### [WRITTEN TASK]
Emit the data below verbatim, stripping out any pictures.

### [ENTRIES PROVIDED]
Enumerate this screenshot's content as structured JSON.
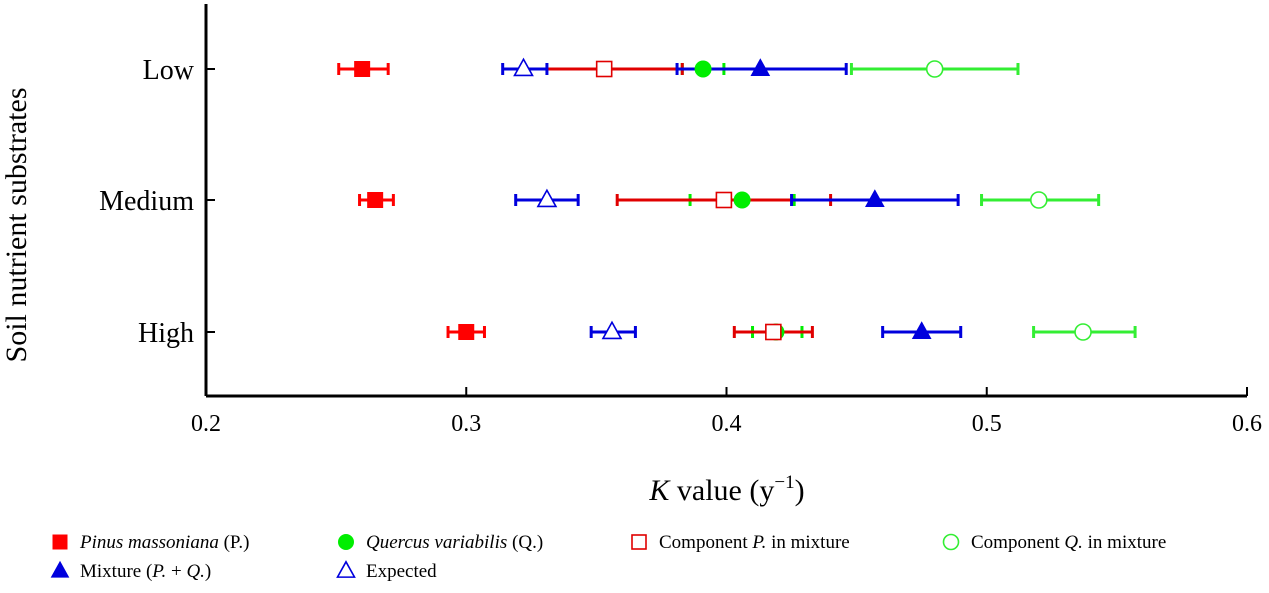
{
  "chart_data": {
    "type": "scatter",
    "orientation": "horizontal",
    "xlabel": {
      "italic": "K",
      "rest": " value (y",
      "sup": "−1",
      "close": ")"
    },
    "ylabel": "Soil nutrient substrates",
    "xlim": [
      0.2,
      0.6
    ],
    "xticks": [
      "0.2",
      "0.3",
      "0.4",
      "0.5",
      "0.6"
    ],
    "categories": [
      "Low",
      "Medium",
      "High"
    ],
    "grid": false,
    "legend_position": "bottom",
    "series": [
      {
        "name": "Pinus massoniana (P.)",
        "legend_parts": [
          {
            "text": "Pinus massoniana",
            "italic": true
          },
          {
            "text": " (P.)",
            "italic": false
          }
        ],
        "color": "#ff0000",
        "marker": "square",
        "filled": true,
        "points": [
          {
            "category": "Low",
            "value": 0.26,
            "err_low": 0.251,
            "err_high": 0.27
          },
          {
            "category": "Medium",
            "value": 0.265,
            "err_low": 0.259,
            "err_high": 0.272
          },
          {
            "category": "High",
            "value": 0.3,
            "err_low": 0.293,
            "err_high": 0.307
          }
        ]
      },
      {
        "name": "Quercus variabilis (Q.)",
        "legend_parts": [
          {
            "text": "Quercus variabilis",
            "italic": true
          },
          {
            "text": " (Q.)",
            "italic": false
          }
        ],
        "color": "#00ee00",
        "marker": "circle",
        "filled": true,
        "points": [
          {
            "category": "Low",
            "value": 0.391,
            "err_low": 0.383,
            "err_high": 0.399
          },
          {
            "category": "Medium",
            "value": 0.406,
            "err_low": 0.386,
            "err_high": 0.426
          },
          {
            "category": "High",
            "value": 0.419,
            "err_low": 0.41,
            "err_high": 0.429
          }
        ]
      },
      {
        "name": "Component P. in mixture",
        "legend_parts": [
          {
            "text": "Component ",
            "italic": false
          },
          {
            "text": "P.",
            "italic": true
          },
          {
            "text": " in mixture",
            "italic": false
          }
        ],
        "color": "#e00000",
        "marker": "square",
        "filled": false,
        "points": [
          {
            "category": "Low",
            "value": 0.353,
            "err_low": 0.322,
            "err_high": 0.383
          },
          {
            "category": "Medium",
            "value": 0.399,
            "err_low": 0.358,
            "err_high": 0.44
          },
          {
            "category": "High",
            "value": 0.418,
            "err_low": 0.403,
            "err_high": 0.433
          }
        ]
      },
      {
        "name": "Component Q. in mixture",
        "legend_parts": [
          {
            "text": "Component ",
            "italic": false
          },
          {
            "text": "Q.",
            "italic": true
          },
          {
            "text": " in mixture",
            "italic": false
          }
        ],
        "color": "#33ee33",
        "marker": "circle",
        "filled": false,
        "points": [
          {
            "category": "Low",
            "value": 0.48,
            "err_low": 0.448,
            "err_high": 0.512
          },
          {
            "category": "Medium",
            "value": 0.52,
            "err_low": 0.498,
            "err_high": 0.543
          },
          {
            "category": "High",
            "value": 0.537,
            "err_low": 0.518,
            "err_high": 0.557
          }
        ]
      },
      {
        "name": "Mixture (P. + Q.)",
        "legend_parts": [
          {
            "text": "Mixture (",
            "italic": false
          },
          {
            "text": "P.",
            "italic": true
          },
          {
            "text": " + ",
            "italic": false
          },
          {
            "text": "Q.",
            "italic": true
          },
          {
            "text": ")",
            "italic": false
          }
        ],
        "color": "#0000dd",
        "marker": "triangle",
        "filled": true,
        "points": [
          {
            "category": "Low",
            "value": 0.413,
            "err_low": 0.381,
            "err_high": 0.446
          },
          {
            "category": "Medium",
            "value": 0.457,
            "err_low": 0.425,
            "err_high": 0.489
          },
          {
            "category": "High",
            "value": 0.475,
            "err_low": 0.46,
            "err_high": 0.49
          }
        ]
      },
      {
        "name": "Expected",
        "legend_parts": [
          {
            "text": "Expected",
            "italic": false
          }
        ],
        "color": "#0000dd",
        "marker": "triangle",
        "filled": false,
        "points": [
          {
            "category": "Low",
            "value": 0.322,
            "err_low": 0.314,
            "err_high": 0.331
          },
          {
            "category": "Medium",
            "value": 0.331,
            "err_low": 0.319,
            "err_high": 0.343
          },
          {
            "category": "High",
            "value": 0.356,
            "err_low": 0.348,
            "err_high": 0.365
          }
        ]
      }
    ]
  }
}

### [FINAL RESULT]
Enumerate this screenshot's content as structured JSON.
{
  "chart_data": {
    "type": "scatter",
    "orientation": "horizontal",
    "xlabel": {
      "italic": "K",
      "rest": " value (y",
      "sup": "−1",
      "close": ")"
    },
    "ylabel": "Soil nutrient substrates",
    "xlim": [
      0.2,
      0.6
    ],
    "xticks": [
      "0.2",
      "0.3",
      "0.4",
      "0.5",
      "0.6"
    ],
    "categories": [
      "Low",
      "Medium",
      "High"
    ],
    "grid": false,
    "legend_position": "bottom",
    "series": [
      {
        "name": "Pinus massoniana (P.)",
        "legend_parts": [
          {
            "text": "Pinus massoniana",
            "italic": true
          },
          {
            "text": " (P.)",
            "italic": false
          }
        ],
        "color": "#ff0000",
        "marker": "square",
        "filled": true,
        "points": [
          {
            "category": "Low",
            "value": 0.26,
            "err_low": 0.251,
            "err_high": 0.27
          },
          {
            "category": "Medium",
            "value": 0.265,
            "err_low": 0.259,
            "err_high": 0.272
          },
          {
            "category": "High",
            "value": 0.3,
            "err_low": 0.293,
            "err_high": 0.307
          }
        ]
      },
      {
        "name": "Quercus variabilis (Q.)",
        "legend_parts": [
          {
            "text": "Quercus variabilis",
            "italic": true
          },
          {
            "text": " (Q.)",
            "italic": false
          }
        ],
        "color": "#00ee00",
        "marker": "circle",
        "filled": true,
        "points": [
          {
            "category": "Low",
            "value": 0.391,
            "err_low": 0.383,
            "err_high": 0.399
          },
          {
            "category": "Medium",
            "value": 0.406,
            "err_low": 0.386,
            "err_high": 0.426
          },
          {
            "category": "High",
            "value": 0.419,
            "err_low": 0.41,
            "err_high": 0.429
          }
        ]
      },
      {
        "name": "Component P. in mixture",
        "legend_parts": [
          {
            "text": "Component ",
            "italic": false
          },
          {
            "text": "P.",
            "italic": true
          },
          {
            "text": " in mixture",
            "italic": false
          }
        ],
        "color": "#e00000",
        "marker": "square",
        "filled": false,
        "points": [
          {
            "category": "Low",
            "value": 0.353,
            "err_low": 0.322,
            "err_high": 0.383
          },
          {
            "category": "Medium",
            "value": 0.399,
            "err_low": 0.358,
            "err_high": 0.44
          },
          {
            "category": "High",
            "value": 0.418,
            "err_low": 0.403,
            "err_high": 0.433
          }
        ]
      },
      {
        "name": "Component Q. in mixture",
        "legend_parts": [
          {
            "text": "Component ",
            "italic": false
          },
          {
            "text": "Q.",
            "italic": true
          },
          {
            "text": " in mixture",
            "italic": false
          }
        ],
        "color": "#33ee33",
        "marker": "circle",
        "filled": false,
        "points": [
          {
            "category": "Low",
            "value": 0.48,
            "err_low": 0.448,
            "err_high": 0.512
          },
          {
            "category": "Medium",
            "value": 0.52,
            "err_low": 0.498,
            "err_high": 0.543
          },
          {
            "category": "High",
            "value": 0.537,
            "err_low": 0.518,
            "err_high": 0.557
          }
        ]
      },
      {
        "name": "Mixture (P. + Q.)",
        "legend_parts": [
          {
            "text": "Mixture (",
            "italic": false
          },
          {
            "text": "P.",
            "italic": true
          },
          {
            "text": " + ",
            "italic": false
          },
          {
            "text": "Q.",
            "italic": true
          },
          {
            "text": ")",
            "italic": false
          }
        ],
        "color": "#0000dd",
        "marker": "triangle",
        "filled": true,
        "points": [
          {
            "category": "Low",
            "value": 0.413,
            "err_low": 0.381,
            "err_high": 0.446
          },
          {
            "category": "Medium",
            "value": 0.457,
            "err_low": 0.425,
            "err_high": 0.489
          },
          {
            "category": "High",
            "value": 0.475,
            "err_low": 0.46,
            "err_high": 0.49
          }
        ]
      },
      {
        "name": "Expected",
        "legend_parts": [
          {
            "text": "Expected",
            "italic": false
          }
        ],
        "color": "#0000dd",
        "marker": "triangle",
        "filled": false,
        "points": [
          {
            "category": "Low",
            "value": 0.322,
            "err_low": 0.314,
            "err_high": 0.331
          },
          {
            "category": "Medium",
            "value": 0.331,
            "err_low": 0.319,
            "err_high": 0.343
          },
          {
            "category": "High",
            "value": 0.356,
            "err_low": 0.348,
            "err_high": 0.365
          }
        ]
      }
    ]
  }
}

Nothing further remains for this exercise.